→ AIM: Only the number is wanted: how many lines hold the word "ylabel"?
= = = = =
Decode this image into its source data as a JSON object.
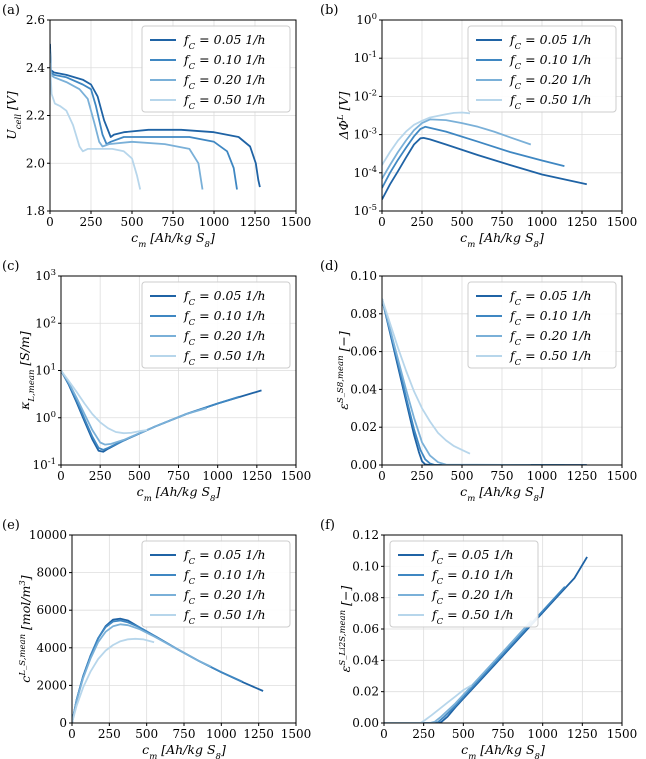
{
  "colors": {
    "s005": "#1f63a5",
    "s010": "#3f87c2",
    "s020": "#7ab0d8",
    "s050": "#b7d6eb"
  },
  "chart_data": [
    {
      "type": "line",
      "panel_label": "(a)",
      "xlabel": "c_m [Ah/kg S_8]",
      "ylabel": "U_cell [V]",
      "xlim": [
        0,
        1500
      ],
      "ylim": [
        1.8,
        2.6
      ],
      "xscale": "linear",
      "yscale": "linear",
      "xticks": [
        "0",
        "250",
        "500",
        "750",
        "1000",
        "1250",
        "1500"
      ],
      "yticks": [
        "1.8",
        "2.0",
        "2.2",
        "2.4",
        "2.6"
      ],
      "grid": true,
      "legend_position": "top-right",
      "series": [
        {
          "name": "f_C = 0.05 1/h",
          "color": "#1f63a5",
          "x": [
            0,
            5,
            25,
            100,
            200,
            250,
            290,
            330,
            370,
            390,
            450,
            600,
            800,
            1000,
            1150,
            1220,
            1255,
            1270,
            1280
          ],
          "y": [
            2.5,
            2.39,
            2.38,
            2.37,
            2.35,
            2.33,
            2.28,
            2.18,
            2.11,
            2.12,
            2.13,
            2.14,
            2.14,
            2.13,
            2.11,
            2.07,
            2.0,
            1.93,
            1.9
          ]
        },
        {
          "name": "f_C = 0.10 1/h",
          "color": "#3f87c2",
          "x": [
            0,
            5,
            25,
            100,
            200,
            250,
            280,
            320,
            345,
            370,
            450,
            650,
            850,
            1000,
            1080,
            1120,
            1140
          ],
          "y": [
            2.48,
            2.38,
            2.37,
            2.36,
            2.33,
            2.31,
            2.24,
            2.12,
            2.08,
            2.09,
            2.11,
            2.11,
            2.11,
            2.09,
            2.05,
            1.98,
            1.89
          ]
        },
        {
          "name": "f_C = 0.20 1/h",
          "color": "#7ab0d8",
          "x": [
            0,
            5,
            25,
            100,
            180,
            230,
            270,
            300,
            320,
            360,
            500,
            700,
            850,
            905,
            930
          ],
          "y": [
            2.46,
            2.37,
            2.36,
            2.34,
            2.31,
            2.27,
            2.17,
            2.09,
            2.07,
            2.08,
            2.09,
            2.08,
            2.06,
            2.0,
            1.89
          ]
        },
        {
          "name": "f_C = 0.50 1/h",
          "color": "#b7d6eb",
          "x": [
            0,
            10,
            30,
            60,
            100,
            140,
            180,
            200,
            230,
            300,
            380,
            450,
            500,
            530,
            550
          ],
          "y": [
            2.42,
            2.29,
            2.25,
            2.24,
            2.22,
            2.16,
            2.07,
            2.05,
            2.06,
            2.06,
            2.06,
            2.05,
            2.02,
            1.95,
            1.89
          ]
        }
      ]
    },
    {
      "type": "line",
      "panel_label": "(b)",
      "xlabel": "c_m [Ah/kg S_8]",
      "ylabel": "ΔΦ^L [V]",
      "xlim": [
        0,
        1500
      ],
      "ylim": [
        1e-05,
        1
      ],
      "xscale": "linear",
      "yscale": "log",
      "xticks": [
        "0",
        "250",
        "500",
        "750",
        "1000",
        "1250",
        "1500"
      ],
      "yticks": [
        "10^-5",
        "10^-4",
        "10^-3",
        "10^-2",
        "10^-1",
        "10^0"
      ],
      "grid": true,
      "legend_position": "top-right",
      "series": [
        {
          "name": "f_C = 0.05 1/h",
          "color": "#1f63a5",
          "x": [
            0,
            50,
            100,
            150,
            200,
            240,
            260,
            300,
            400,
            600,
            800,
            1000,
            1280
          ],
          "y": [
            2e-05,
            5e-05,
            0.00011,
            0.00025,
            0.00055,
            0.0008,
            0.00082,
            0.00075,
            0.00055,
            0.00029,
            0.00016,
            9e-05,
            5e-05
          ]
        },
        {
          "name": "f_C = 0.10 1/h",
          "color": "#3f87c2",
          "x": [
            0,
            50,
            100,
            150,
            200,
            240,
            270,
            300,
            400,
            600,
            800,
            1000,
            1140
          ],
          "y": [
            4e-05,
            0.0001,
            0.00022,
            0.00045,
            0.0009,
            0.0014,
            0.0016,
            0.0015,
            0.0012,
            0.00065,
            0.00035,
            0.00021,
            0.00015
          ]
        },
        {
          "name": "f_C = 0.20 1/h",
          "color": "#7ab0d8",
          "x": [
            0,
            50,
            100,
            150,
            200,
            250,
            300,
            400,
            500,
            600,
            700,
            800,
            930
          ],
          "y": [
            7e-05,
            0.00016,
            0.00035,
            0.0007,
            0.0013,
            0.002,
            0.0025,
            0.0024,
            0.002,
            0.0016,
            0.0012,
            0.00085,
            0.00055
          ]
        },
        {
          "name": "f_C = 0.50 1/h",
          "color": "#b7d6eb",
          "x": [
            0,
            50,
            100,
            150,
            200,
            250,
            300,
            400,
            450,
            500,
            550
          ],
          "y": [
            0.00016,
            0.00035,
            0.0007,
            0.0012,
            0.0018,
            0.0023,
            0.0028,
            0.0034,
            0.0037,
            0.0038,
            0.0036
          ]
        }
      ]
    },
    {
      "type": "line",
      "panel_label": "(c)",
      "xlabel": "c_m [Ah/kg S_8]",
      "ylabel": "κ_L,mean [S/m]",
      "xlim": [
        0,
        1500
      ],
      "ylim": [
        0.1,
        1000
      ],
      "xscale": "linear",
      "yscale": "log",
      "xticks": [
        "0",
        "250",
        "500",
        "750",
        "1000",
        "1250",
        "1500"
      ],
      "yticks": [
        "10^-1",
        "10^0",
        "10^1",
        "10^2",
        "10^3"
      ],
      "grid": true,
      "legend_position": "top-right",
      "series": [
        {
          "name": "f_C = 0.05 1/h",
          "color": "#1f63a5",
          "x": [
            0,
            50,
            100,
            150,
            200,
            240,
            270,
            300,
            400,
            600,
            800,
            1000,
            1280
          ],
          "y": [
            10,
            5.0,
            2.1,
            0.85,
            0.35,
            0.2,
            0.19,
            0.22,
            0.33,
            0.65,
            1.2,
            2.0,
            3.8
          ]
        },
        {
          "name": "f_C = 0.10 1/h",
          "color": "#3f87c2",
          "x": [
            0,
            50,
            100,
            150,
            200,
            240,
            270,
            300,
            400,
            600,
            800,
            1000,
            1140
          ],
          "y": [
            10,
            5.2,
            2.3,
            0.95,
            0.4,
            0.23,
            0.21,
            0.23,
            0.33,
            0.65,
            1.2,
            2.0,
            2.8
          ]
        },
        {
          "name": "f_C = 0.20 1/h",
          "color": "#7ab0d8",
          "x": [
            0,
            50,
            100,
            150,
            200,
            250,
            280,
            320,
            400,
            600,
            800,
            930
          ],
          "y": [
            10,
            5.5,
            2.6,
            1.2,
            0.55,
            0.3,
            0.27,
            0.28,
            0.34,
            0.65,
            1.2,
            1.6
          ]
        },
        {
          "name": "f_C = 0.50 1/h",
          "color": "#b7d6eb",
          "x": [
            0,
            50,
            100,
            150,
            200,
            250,
            300,
            350,
            400,
            450,
            500,
            550
          ],
          "y": [
            10,
            6.0,
            3.5,
            2.0,
            1.2,
            0.8,
            0.6,
            0.5,
            0.47,
            0.48,
            0.52,
            0.55
          ]
        }
      ]
    },
    {
      "type": "line",
      "panel_label": "(d)",
      "xlabel": "c_m [Ah/kg S_8]",
      "ylabel": "ε^S_S8,mean [−]",
      "xlim": [
        0,
        1500
      ],
      "ylim": [
        0,
        0.1
      ],
      "xscale": "linear",
      "yscale": "linear",
      "xticks": [
        "0",
        "250",
        "500",
        "750",
        "1000",
        "1250",
        "1500"
      ],
      "yticks": [
        "0.00",
        "0.02",
        "0.04",
        "0.06",
        "0.08",
        "0.10"
      ],
      "grid": true,
      "legend_position": "top-right",
      "series": [
        {
          "name": "f_C = 0.05 1/h",
          "color": "#1f63a5",
          "x": [
            0,
            50,
            100,
            150,
            200,
            230,
            250,
            270,
            300,
            1280
          ],
          "y": [
            0.088,
            0.07,
            0.052,
            0.034,
            0.016,
            0.007,
            0.002,
            0.0003,
            0.0,
            0.0
          ]
        },
        {
          "name": "f_C = 0.10 1/h",
          "color": "#3f87c2",
          "x": [
            0,
            50,
            100,
            150,
            200,
            240,
            270,
            300,
            330,
            1140
          ],
          "y": [
            0.088,
            0.071,
            0.054,
            0.036,
            0.019,
            0.008,
            0.003,
            0.0008,
            0.0,
            0.0
          ]
        },
        {
          "name": "f_C = 0.20 1/h",
          "color": "#7ab0d8",
          "x": [
            0,
            50,
            100,
            150,
            200,
            250,
            300,
            350,
            400,
            930
          ],
          "y": [
            0.088,
            0.072,
            0.056,
            0.04,
            0.025,
            0.012,
            0.005,
            0.0015,
            0.0002,
            0.0
          ]
        },
        {
          "name": "f_C = 0.50 1/h",
          "color": "#b7d6eb",
          "x": [
            0,
            50,
            100,
            150,
            200,
            250,
            300,
            350,
            400,
            450,
            500,
            550
          ],
          "y": [
            0.088,
            0.075,
            0.062,
            0.05,
            0.039,
            0.03,
            0.023,
            0.017,
            0.013,
            0.01,
            0.008,
            0.006
          ]
        }
      ]
    },
    {
      "type": "line",
      "panel_label": "(e)",
      "xlabel": "c_m [Ah/kg S_8]",
      "ylabel": "c^L_S,mean [mol/m^3]",
      "xlim": [
        0,
        1500
      ],
      "ylim": [
        0,
        10000
      ],
      "xscale": "linear",
      "yscale": "linear",
      "xticks": [
        "0",
        "250",
        "500",
        "750",
        "1000",
        "1250",
        "1500"
      ],
      "yticks": [
        "0",
        "2000",
        "4000",
        "6000",
        "8000",
        "10000"
      ],
      "grid": true,
      "legend_position": "top-right",
      "series": [
        {
          "name": "f_C = 0.05 1/h",
          "color": "#1f63a5",
          "x": [
            0,
            30,
            75,
            125,
            175,
            225,
            275,
            325,
            375,
            450,
            550,
            700,
            850,
            1000,
            1150,
            1280
          ],
          "y": [
            0,
            1200,
            2500,
            3600,
            4500,
            5150,
            5500,
            5550,
            5450,
            5100,
            4650,
            3950,
            3300,
            2700,
            2150,
            1700
          ]
        },
        {
          "name": "f_C = 0.10 1/h",
          "color": "#3f87c2",
          "x": [
            0,
            30,
            75,
            125,
            175,
            225,
            275,
            325,
            375,
            450,
            550,
            700,
            850,
            1000,
            1140
          ],
          "y": [
            0,
            1200,
            2500,
            3600,
            4500,
            5100,
            5400,
            5450,
            5350,
            5100,
            4650,
            3950,
            3300,
            2700,
            2200
          ]
        },
        {
          "name": "f_C = 0.20 1/h",
          "color": "#7ab0d8",
          "x": [
            0,
            30,
            75,
            125,
            175,
            225,
            275,
            325,
            375,
            450,
            550,
            700,
            850,
            930
          ],
          "y": [
            0,
            1150,
            2400,
            3450,
            4300,
            4850,
            5150,
            5250,
            5200,
            5000,
            4600,
            3950,
            3300,
            3000
          ]
        },
        {
          "name": "f_C = 0.50 1/h",
          "color": "#b7d6eb",
          "x": [
            0,
            30,
            75,
            125,
            175,
            225,
            275,
            325,
            375,
            425,
            475,
            525,
            550
          ],
          "y": [
            0,
            900,
            1900,
            2750,
            3400,
            3850,
            4150,
            4350,
            4450,
            4480,
            4450,
            4350,
            4300
          ]
        }
      ]
    },
    {
      "type": "line",
      "panel_label": "(f)",
      "xlabel": "c_m [Ah/kg S_8]",
      "ylabel": "ε^S_Li2S,mean [−]",
      "xlim": [
        0,
        1500
      ],
      "ylim": [
        0,
        0.12
      ],
      "xscale": "linear",
      "yscale": "linear",
      "xticks": [
        "0",
        "250",
        "500",
        "750",
        "1000",
        "1250",
        "1500"
      ],
      "yticks": [
        "0.00",
        "0.02",
        "0.04",
        "0.06",
        "0.08",
        "0.10",
        "0.12"
      ],
      "grid": true,
      "legend_position": "top-left",
      "series": [
        {
          "name": "f_C = 0.05 1/h",
          "color": "#1f63a5",
          "x": [
            0,
            330,
            360,
            400,
            450,
            500,
            600,
            700,
            800,
            900,
            1000,
            1100,
            1200,
            1280
          ],
          "y": [
            0,
            0,
            0.0005,
            0.004,
            0.01,
            0.0155,
            0.0265,
            0.0375,
            0.0485,
            0.0595,
            0.0705,
            0.0815,
            0.0925,
            0.106
          ]
        },
        {
          "name": "f_C = 0.10 1/h",
          "color": "#3f87c2",
          "x": [
            0,
            310,
            340,
            380,
            450,
            500,
            600,
            700,
            800,
            900,
            1000,
            1140
          ],
          "y": [
            0,
            0,
            0.0005,
            0.004,
            0.011,
            0.0165,
            0.0275,
            0.0385,
            0.0495,
            0.0605,
            0.0715,
            0.087
          ]
        },
        {
          "name": "f_C = 0.20 1/h",
          "color": "#7ab0d8",
          "x": [
            0,
            290,
            320,
            360,
            450,
            500,
            600,
            700,
            800,
            930
          ],
          "y": [
            0,
            0,
            0.0008,
            0.004,
            0.0125,
            0.018,
            0.029,
            0.04,
            0.051,
            0.0655
          ]
        },
        {
          "name": "f_C = 0.50 1/h",
          "color": "#b7d6eb",
          "x": [
            0,
            230,
            260,
            300,
            350,
            400,
            450,
            500,
            550
          ],
          "y": [
            0,
            0,
            0.002,
            0.005,
            0.009,
            0.013,
            0.017,
            0.021,
            0.024
          ]
        }
      ]
    }
  ]
}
= = = = =
→ SOLUTION TO THIS PROBLEM: 6